++++ Stored records

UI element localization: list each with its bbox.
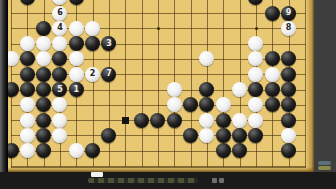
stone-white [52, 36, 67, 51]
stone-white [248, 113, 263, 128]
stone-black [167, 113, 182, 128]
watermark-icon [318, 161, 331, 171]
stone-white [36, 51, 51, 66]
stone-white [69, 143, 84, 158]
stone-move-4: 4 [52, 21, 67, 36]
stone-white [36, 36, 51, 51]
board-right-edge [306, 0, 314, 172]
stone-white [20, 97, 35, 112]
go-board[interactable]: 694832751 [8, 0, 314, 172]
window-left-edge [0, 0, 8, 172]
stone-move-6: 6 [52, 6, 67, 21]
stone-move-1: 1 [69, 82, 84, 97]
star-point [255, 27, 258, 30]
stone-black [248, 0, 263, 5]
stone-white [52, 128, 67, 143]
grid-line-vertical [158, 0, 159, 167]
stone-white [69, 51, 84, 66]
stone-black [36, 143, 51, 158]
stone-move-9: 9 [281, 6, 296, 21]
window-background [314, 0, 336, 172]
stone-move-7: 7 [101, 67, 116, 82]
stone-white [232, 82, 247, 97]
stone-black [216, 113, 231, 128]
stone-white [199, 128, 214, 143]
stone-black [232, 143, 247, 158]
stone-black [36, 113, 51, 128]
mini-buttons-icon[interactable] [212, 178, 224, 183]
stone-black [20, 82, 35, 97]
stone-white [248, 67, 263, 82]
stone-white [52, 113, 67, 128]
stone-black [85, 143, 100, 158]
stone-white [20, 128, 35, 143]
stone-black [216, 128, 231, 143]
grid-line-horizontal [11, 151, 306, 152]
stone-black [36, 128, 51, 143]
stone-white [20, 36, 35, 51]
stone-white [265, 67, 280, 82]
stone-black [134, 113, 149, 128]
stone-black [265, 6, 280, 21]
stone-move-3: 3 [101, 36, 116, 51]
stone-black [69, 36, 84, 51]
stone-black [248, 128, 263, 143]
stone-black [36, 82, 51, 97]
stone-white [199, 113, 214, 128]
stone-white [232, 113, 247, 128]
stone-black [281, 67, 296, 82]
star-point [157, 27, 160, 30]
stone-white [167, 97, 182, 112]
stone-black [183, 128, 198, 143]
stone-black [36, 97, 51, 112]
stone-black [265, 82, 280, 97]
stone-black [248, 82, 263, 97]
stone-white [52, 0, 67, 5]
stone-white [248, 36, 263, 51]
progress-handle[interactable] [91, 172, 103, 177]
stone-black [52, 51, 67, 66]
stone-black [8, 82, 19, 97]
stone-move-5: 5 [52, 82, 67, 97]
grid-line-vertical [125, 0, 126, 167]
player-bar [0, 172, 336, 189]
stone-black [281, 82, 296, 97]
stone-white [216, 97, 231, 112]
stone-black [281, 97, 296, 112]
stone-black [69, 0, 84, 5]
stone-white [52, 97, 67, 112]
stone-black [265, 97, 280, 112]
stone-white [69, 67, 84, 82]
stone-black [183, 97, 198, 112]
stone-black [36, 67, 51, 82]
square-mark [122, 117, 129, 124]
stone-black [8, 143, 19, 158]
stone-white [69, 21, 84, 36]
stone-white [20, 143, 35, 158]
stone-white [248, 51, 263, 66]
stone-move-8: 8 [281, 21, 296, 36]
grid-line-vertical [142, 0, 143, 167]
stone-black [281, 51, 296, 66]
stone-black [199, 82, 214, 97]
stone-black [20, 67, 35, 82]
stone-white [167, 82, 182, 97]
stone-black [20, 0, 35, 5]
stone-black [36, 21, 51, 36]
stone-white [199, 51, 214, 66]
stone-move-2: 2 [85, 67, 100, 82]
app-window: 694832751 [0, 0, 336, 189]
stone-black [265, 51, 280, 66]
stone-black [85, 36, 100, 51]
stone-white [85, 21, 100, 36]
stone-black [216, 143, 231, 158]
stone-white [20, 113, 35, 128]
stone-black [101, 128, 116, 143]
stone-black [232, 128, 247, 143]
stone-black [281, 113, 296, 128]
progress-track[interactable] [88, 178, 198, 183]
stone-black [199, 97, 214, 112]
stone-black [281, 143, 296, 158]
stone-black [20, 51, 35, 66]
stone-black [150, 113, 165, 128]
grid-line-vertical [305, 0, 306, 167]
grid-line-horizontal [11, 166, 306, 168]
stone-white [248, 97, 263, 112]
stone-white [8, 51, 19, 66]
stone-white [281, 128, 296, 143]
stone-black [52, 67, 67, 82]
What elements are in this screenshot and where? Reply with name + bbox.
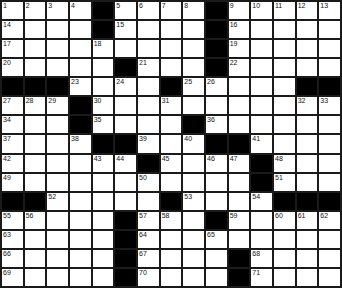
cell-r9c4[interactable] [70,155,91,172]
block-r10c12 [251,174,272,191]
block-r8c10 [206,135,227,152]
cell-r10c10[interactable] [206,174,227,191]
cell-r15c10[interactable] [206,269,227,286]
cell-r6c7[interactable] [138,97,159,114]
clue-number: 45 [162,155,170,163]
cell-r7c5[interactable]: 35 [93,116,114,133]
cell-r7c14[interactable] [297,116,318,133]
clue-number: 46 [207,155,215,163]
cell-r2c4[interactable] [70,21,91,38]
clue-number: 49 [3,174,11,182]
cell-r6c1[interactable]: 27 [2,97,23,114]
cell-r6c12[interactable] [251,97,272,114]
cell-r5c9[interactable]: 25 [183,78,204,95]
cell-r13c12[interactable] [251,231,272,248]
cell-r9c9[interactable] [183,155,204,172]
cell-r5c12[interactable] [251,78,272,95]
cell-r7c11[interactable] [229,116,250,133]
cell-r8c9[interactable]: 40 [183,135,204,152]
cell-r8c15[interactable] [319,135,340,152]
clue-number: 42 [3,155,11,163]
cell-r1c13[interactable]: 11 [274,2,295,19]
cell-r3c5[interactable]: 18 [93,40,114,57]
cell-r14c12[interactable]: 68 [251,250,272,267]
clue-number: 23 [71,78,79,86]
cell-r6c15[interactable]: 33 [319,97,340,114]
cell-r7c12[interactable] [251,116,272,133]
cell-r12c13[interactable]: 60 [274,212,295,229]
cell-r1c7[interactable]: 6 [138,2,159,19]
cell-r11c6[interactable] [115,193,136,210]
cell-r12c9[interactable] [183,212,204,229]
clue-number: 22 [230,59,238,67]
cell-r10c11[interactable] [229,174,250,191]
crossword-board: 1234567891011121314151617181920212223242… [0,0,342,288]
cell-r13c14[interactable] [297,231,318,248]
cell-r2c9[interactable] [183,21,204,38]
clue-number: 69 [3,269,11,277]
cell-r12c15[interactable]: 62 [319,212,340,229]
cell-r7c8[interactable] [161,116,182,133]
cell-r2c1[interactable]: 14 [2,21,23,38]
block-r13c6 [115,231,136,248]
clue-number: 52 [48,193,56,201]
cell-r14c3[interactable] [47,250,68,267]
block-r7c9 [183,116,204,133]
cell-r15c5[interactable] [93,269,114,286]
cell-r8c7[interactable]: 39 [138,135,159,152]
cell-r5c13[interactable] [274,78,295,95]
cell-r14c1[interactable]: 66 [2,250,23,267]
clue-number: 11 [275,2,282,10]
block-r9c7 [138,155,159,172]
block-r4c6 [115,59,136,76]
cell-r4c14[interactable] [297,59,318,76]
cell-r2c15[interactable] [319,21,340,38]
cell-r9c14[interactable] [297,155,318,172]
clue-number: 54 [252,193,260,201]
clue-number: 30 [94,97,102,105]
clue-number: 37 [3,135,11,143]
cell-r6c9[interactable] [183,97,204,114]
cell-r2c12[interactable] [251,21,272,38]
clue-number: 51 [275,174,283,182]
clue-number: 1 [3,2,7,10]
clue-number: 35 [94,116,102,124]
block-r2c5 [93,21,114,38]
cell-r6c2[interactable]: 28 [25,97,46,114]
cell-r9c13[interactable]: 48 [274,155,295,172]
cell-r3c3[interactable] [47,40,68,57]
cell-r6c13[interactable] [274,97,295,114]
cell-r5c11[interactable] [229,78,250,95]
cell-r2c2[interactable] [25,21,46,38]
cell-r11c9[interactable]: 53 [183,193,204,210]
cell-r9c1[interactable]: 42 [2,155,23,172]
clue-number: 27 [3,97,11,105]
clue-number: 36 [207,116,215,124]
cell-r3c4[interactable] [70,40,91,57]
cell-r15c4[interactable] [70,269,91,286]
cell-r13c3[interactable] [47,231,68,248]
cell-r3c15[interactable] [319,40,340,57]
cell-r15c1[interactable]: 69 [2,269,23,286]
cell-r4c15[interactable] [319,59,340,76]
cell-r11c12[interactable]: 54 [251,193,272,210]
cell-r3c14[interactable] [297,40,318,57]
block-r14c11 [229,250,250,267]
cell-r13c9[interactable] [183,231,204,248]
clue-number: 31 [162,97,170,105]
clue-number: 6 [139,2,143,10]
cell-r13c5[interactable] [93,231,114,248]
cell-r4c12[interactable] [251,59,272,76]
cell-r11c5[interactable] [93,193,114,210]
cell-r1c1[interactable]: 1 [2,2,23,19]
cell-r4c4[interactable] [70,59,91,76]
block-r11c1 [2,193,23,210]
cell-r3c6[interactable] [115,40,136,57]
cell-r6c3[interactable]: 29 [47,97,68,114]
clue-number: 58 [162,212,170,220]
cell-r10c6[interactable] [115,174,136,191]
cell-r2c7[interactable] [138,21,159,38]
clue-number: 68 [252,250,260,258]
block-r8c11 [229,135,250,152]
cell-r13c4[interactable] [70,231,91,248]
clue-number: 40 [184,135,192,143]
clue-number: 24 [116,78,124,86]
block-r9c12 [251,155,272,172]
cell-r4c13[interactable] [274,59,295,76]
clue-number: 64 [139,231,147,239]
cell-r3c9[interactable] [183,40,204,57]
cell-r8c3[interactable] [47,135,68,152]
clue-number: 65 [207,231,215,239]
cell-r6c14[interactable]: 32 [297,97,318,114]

++++++++

**What you need to do**:
Convert the data above into a numbered list, beginning at the line that has "stone-white [52, 36, 67, 51]" and stopping after the line that has "stone-move-7: 7 [101, 67, 116, 82]". Leave out any blank lines.

**The answer**:
1. stone-white [52, 36, 67, 51]
2. stone-white [248, 113, 263, 128]
3. stone-black [167, 113, 182, 128]
4. watermark-icon [318, 161, 331, 171]
5. stone-white [36, 51, 51, 66]
6. stone-white [69, 143, 84, 158]
7. stone-move-4: 4 [52, 21, 67, 36]
8. stone-white [36, 36, 51, 51]
9. board-right-edge [306, 0, 314, 172]
10. stone-white [20, 97, 35, 112]
11. go-board[interactable]: 694832751 [8, 0, 314, 172]
12. window-left-edge [0, 0, 8, 172]
13. stone-move-6: 6 [52, 6, 67, 21]
14. stone-move-1: 1 [69, 82, 84, 97]
15. star-point [255, 27, 258, 30]
16. stone-black [248, 0, 263, 5]
17. stone-white [52, 128, 67, 143]
18. grid-line-vertical [158, 0, 159, 167]
19. stone-white [69, 51, 84, 66]
20. stone-black [36, 143, 51, 158]
21. stone-move-9: 9 [281, 6, 296, 21]
22. window-background [314, 0, 336, 172]
23. stone-move-7: 7 [101, 67, 116, 82]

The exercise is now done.